Data supplied

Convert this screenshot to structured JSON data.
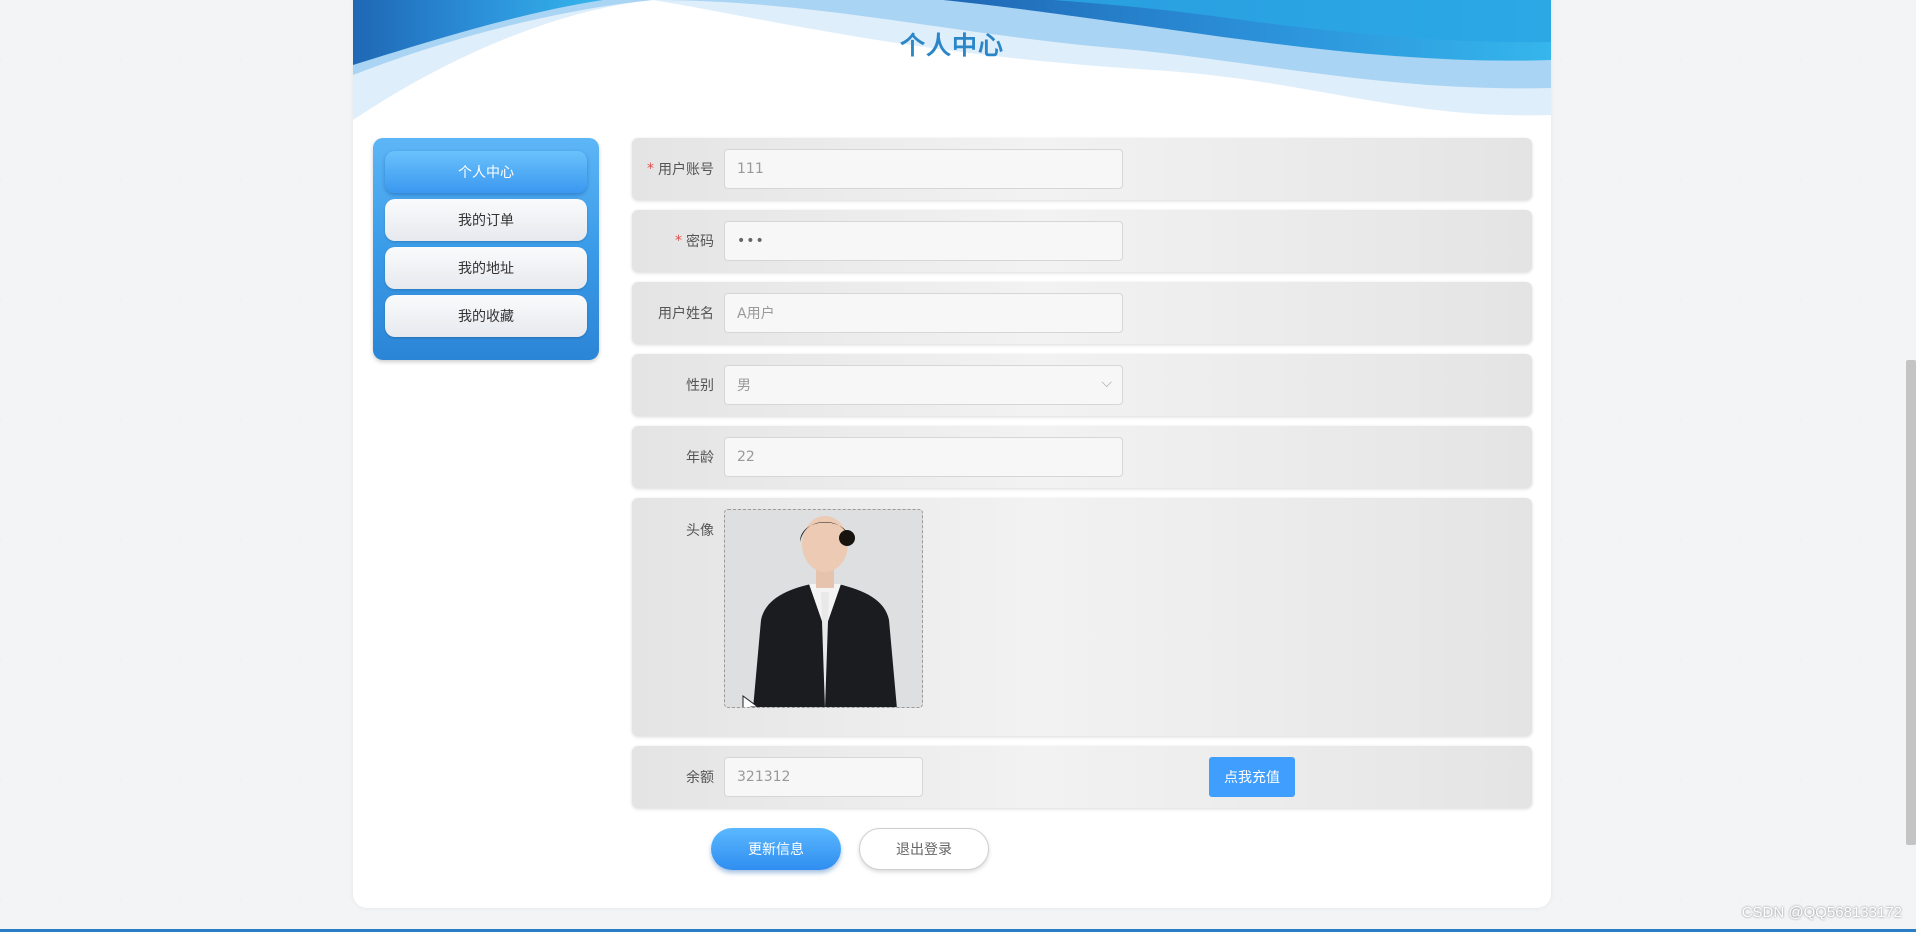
{
  "page": {
    "title": "个人中心"
  },
  "sidebar": {
    "items": [
      {
        "label": "个人中心",
        "active": true
      },
      {
        "label": "我的订单"
      },
      {
        "label": "我的地址"
      },
      {
        "label": "我的收藏"
      }
    ]
  },
  "form": {
    "account": {
      "label": "用户账号",
      "required": "*",
      "value": "111"
    },
    "password": {
      "label": "密码",
      "required": "*",
      "value": "•••"
    },
    "name": {
      "label": "用户姓名",
      "value": "A用户"
    },
    "gender": {
      "label": "性别",
      "value": "男"
    },
    "age": {
      "label": "年龄",
      "value": "22"
    },
    "avatar": {
      "label": "头像"
    },
    "balance": {
      "label": "余额",
      "value": "321312",
      "recharge_label": "点我充值"
    }
  },
  "actions": {
    "update_label": "更新信息",
    "logout_label": "退出登录"
  },
  "watermark": "CSDN @QQ568133172",
  "colors": {
    "accent": "#409eff",
    "title": "#2b86c8",
    "required": "#e04d4d"
  }
}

Aim of the task
Take each line containing the string "value" and copy it out.

The completed task
      "value": "111"
      "value": "•••"
      "value": "A用户"
      "value": "男"
      "value": "22"
      "value": "321312",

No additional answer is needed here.